## What the exercise asks
Gather from the material every line that contains the string "como".

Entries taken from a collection
— Start —

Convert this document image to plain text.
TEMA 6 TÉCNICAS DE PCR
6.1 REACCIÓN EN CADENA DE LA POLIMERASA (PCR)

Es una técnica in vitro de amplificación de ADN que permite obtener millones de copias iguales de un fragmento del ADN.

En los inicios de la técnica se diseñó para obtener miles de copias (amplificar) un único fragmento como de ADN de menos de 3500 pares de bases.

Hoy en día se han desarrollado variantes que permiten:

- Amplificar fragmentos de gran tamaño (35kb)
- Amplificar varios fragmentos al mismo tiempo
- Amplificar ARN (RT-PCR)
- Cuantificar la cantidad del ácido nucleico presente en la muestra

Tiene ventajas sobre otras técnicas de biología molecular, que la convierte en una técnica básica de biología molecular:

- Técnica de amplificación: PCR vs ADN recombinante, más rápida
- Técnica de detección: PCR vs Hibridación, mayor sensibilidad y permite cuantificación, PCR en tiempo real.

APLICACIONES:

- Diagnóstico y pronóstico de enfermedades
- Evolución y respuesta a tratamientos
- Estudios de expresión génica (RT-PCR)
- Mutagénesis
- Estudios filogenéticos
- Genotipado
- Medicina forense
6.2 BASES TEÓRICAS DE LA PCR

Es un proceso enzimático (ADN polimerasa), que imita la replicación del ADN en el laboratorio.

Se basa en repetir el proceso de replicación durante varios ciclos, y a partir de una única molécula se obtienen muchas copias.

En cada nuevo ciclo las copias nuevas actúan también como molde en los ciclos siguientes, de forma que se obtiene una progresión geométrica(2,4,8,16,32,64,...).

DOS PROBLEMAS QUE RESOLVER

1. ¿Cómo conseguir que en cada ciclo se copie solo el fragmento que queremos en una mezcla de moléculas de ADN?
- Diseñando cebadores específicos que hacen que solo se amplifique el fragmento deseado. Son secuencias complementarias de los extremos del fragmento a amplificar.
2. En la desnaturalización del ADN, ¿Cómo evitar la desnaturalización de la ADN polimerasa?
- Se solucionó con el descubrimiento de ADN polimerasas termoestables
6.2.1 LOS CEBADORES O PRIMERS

— End —

## Solution for this task
En los inicios de la técnica se diseñó para obtener miles de copias (amplificar) un único fragmento como de ADN de menos de 3500 pares de bases.
En cada nuevo ciclo las copias nuevas actúan también como molde en los ciclos siguientes, de forma que se obtiene una progresión geométrica(2,4,8,16,32,64,...).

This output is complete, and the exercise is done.